[Recorded data]
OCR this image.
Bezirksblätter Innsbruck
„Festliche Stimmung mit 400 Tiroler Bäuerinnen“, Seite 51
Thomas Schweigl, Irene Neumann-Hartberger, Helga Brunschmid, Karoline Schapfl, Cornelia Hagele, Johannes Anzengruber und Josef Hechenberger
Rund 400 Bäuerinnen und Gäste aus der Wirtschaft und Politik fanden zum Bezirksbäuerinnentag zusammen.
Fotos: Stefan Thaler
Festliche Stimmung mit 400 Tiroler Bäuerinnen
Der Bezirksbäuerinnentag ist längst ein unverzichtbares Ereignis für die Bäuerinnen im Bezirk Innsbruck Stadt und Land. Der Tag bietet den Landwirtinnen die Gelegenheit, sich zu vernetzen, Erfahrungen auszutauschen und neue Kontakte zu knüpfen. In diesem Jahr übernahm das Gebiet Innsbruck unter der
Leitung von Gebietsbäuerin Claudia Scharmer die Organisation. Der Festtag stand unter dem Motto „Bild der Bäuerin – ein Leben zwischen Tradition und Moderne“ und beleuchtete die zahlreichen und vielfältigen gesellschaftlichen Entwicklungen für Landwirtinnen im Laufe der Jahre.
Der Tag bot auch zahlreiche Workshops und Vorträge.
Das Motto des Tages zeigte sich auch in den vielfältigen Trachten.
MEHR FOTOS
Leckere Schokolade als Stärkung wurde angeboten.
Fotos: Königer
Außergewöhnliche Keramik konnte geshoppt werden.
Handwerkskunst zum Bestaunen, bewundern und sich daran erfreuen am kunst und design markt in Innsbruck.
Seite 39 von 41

__Exercise details__
Return only those lines of the records that contain the string "auch".

__Solution for this problem__
Der Tag bot auch zahlreiche Workshops und Vorträge.
Das Motto des Tages zeigte sich auch in den vielfältigen Trachten.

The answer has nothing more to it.